▶ **Exercise prompt**: Every line below should be duplicated exactly.

▶ **Provided data**:
○ ○ ○ ○ ○ ○ ○

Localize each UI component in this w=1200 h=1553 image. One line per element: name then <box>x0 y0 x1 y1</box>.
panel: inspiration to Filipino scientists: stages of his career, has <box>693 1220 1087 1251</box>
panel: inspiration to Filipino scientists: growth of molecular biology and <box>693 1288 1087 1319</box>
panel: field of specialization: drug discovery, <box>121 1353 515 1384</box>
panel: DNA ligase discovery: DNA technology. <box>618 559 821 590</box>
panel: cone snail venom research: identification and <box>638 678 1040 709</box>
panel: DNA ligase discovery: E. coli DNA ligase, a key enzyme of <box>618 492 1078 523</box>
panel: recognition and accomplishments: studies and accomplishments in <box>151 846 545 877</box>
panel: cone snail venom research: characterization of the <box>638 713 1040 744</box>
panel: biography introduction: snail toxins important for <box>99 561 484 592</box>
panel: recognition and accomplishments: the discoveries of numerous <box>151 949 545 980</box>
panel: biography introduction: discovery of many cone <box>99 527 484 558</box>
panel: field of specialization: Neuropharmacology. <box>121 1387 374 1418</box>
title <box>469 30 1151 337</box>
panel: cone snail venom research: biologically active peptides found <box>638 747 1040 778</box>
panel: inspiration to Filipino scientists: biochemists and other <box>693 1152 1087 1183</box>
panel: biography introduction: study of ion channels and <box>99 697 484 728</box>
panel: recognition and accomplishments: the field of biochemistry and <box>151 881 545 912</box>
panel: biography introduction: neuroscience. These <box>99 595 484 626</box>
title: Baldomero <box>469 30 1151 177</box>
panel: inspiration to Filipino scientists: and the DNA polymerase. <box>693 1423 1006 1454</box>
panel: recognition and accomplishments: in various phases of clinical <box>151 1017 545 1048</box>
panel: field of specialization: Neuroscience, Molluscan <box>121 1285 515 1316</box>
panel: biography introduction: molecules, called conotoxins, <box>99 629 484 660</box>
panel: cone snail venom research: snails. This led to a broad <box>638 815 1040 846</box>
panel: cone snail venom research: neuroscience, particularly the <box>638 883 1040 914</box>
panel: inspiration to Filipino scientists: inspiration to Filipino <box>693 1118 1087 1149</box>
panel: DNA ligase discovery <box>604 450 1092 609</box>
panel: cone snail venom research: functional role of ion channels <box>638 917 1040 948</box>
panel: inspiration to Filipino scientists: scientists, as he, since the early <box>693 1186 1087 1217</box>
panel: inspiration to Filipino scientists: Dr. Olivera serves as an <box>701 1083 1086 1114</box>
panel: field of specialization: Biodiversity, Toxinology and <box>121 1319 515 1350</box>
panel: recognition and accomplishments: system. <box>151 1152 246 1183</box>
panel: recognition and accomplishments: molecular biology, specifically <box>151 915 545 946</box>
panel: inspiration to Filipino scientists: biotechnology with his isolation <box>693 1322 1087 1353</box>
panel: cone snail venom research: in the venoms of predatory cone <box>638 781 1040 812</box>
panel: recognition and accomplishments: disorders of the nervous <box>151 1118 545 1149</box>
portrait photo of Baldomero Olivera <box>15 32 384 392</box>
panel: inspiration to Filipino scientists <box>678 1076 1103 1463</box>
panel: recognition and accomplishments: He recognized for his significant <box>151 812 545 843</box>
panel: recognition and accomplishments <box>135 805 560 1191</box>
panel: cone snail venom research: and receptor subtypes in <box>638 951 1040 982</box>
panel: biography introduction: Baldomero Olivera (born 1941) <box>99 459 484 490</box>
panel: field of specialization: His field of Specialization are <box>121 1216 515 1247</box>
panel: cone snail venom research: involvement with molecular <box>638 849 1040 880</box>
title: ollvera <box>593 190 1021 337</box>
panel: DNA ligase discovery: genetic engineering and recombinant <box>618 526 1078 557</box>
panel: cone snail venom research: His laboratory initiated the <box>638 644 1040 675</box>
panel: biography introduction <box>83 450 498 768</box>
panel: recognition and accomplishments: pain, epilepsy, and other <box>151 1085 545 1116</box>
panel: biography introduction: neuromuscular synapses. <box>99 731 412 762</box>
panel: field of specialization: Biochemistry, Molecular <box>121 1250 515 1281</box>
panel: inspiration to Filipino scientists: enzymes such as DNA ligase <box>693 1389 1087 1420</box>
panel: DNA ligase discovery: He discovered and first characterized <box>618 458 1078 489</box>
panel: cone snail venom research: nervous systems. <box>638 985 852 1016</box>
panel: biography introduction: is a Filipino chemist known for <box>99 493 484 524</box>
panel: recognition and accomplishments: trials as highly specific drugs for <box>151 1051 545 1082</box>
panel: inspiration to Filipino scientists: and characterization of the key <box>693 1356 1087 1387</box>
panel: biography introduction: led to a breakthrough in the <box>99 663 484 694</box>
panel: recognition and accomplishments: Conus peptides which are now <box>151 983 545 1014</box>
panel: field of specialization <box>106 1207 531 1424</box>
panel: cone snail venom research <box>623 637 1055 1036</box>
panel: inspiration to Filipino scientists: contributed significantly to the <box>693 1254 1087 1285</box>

○ ○ ○ ○ ○ ○ ○

▶ **Task response**:
Localize each UI component in this w=1200 h=1553 image. One line per element: name then <box>x0 y0 x1 y1</box>.
panel: inspiration to Filipino scientists: stages of his career, has <box>693 1220 1087 1251</box>
panel: inspiration to Filipino scientists: growth of molecular biology and <box>693 1288 1087 1319</box>
panel: field of specialization: drug discovery, <box>121 1353 515 1384</box>
panel: DNA ligase discovery: DNA technology. <box>618 559 821 590</box>
panel: cone snail venom research: identification and <box>638 678 1040 709</box>
panel: DNA ligase discovery: E. coli DNA ligase, a key enzyme of <box>618 492 1078 523</box>
panel: recognition and accomplishments: studies and accomplishments in <box>151 846 545 877</box>
panel: cone snail venom research: characterization of the <box>638 713 1040 744</box>
panel: biography introduction: snail toxins important for <box>99 561 484 592</box>
panel: recognition and accomplishments: the discoveries of numerous <box>151 949 545 980</box>
panel: biography introduction: discovery of many cone <box>99 527 484 558</box>
panel: field of specialization: Neuropharmacology. <box>121 1387 374 1418</box>
title <box>469 30 1151 337</box>
panel: cone snail venom research: biologically active peptides found <box>638 747 1040 778</box>
panel: inspiration to Filipino scientists: biochemists and other <box>693 1152 1087 1183</box>
panel: biography introduction: study of ion channels and <box>99 697 484 728</box>
panel: recognition and accomplishments: the field of biochemistry and <box>151 881 545 912</box>
panel: biography introduction: neuroscience. These <box>99 595 484 626</box>
title: Baldomero <box>469 30 1151 177</box>
panel: inspiration to Filipino scientists: and the DNA polymerase. <box>693 1423 1006 1454</box>
panel: recognition and accomplishments: in various phases of clinical <box>151 1017 545 1048</box>
panel: field of specialization: Neuroscience, Molluscan <box>121 1285 515 1316</box>
panel: biography introduction: molecules, called conotoxins, <box>99 629 484 660</box>
panel: cone snail venom research: snails. This led to a broad <box>638 815 1040 846</box>
panel: cone snail venom research: neuroscience, particularly the <box>638 883 1040 914</box>
panel: inspiration to Filipino scientists: inspiration to Filipino <box>693 1118 1087 1149</box>
panel: DNA ligase discovery <box>604 450 1092 609</box>
panel: cone snail venom research: functional role of ion channels <box>638 917 1040 948</box>
panel: inspiration to Filipino scientists: scientists, as he, since the early <box>693 1186 1087 1217</box>
panel: inspiration to Filipino scientists: Dr. Olivera serves as an <box>701 1083 1086 1114</box>
panel: field of specialization: Biodiversity, Toxinology and <box>121 1319 515 1350</box>
panel: recognition and accomplishments: system. <box>151 1152 246 1183</box>
panel: recognition and accomplishments: molecular biology, specifically <box>151 915 545 946</box>
panel: inspiration to Filipino scientists: biotechnology with his isolation <box>693 1322 1087 1353</box>
panel: cone snail venom research: in the venoms of predatory cone <box>638 781 1040 812</box>
panel: recognition and accomplishments: disorders of the nervous <box>151 1118 545 1149</box>
portrait photo of Baldomero Olivera <box>15 32 384 392</box>
panel: inspiration to Filipino scientists <box>678 1076 1103 1463</box>
panel: recognition and accomplishments: He recognized for his significant <box>151 812 545 843</box>
panel: recognition and accomplishments <box>135 805 560 1191</box>
panel: cone snail venom research: and receptor subtypes in <box>638 951 1040 982</box>
panel: biography introduction: Baldomero Olivera (born 1941) <box>99 459 484 490</box>
panel: field of specialization: His field of Specialization are <box>121 1216 515 1247</box>
panel: cone snail venom research: involvement with molecular <box>638 849 1040 880</box>
title: ollvera <box>593 190 1021 337</box>
panel: DNA ligase discovery: genetic engineering and recombinant <box>618 526 1078 557</box>
panel: cone snail venom research: His laboratory initiated the <box>638 644 1040 675</box>
panel: biography introduction <box>83 450 498 768</box>
panel: recognition and accomplishments: pain, epilepsy, and other <box>151 1085 545 1116</box>
panel: biography introduction: neuromuscular synapses. <box>99 731 412 762</box>
panel: field of specialization: Biochemistry, Molecular <box>121 1250 515 1281</box>
panel: inspiration to Filipino scientists: enzymes such as DNA ligase <box>693 1389 1087 1420</box>
panel: DNA ligase discovery: He discovered and first characterized <box>618 458 1078 489</box>
panel: cone snail venom research: nervous systems. <box>638 985 852 1016</box>
panel: biography introduction: is a Filipino chemist known for <box>99 493 484 524</box>
panel: recognition and accomplishments: trials as highly specific drugs for <box>151 1051 545 1082</box>
panel: inspiration to Filipino scientists: and characterization of the key <box>693 1356 1087 1387</box>
panel: biography introduction: led to a breakthrough in the <box>99 663 484 694</box>
panel: recognition and accomplishments: Conus peptides which are now <box>151 983 545 1014</box>
panel: field of specialization <box>106 1207 531 1424</box>
panel: cone snail venom research <box>623 637 1055 1036</box>
panel: inspiration to Filipino scientists: contributed significantly to the <box>693 1254 1087 1285</box>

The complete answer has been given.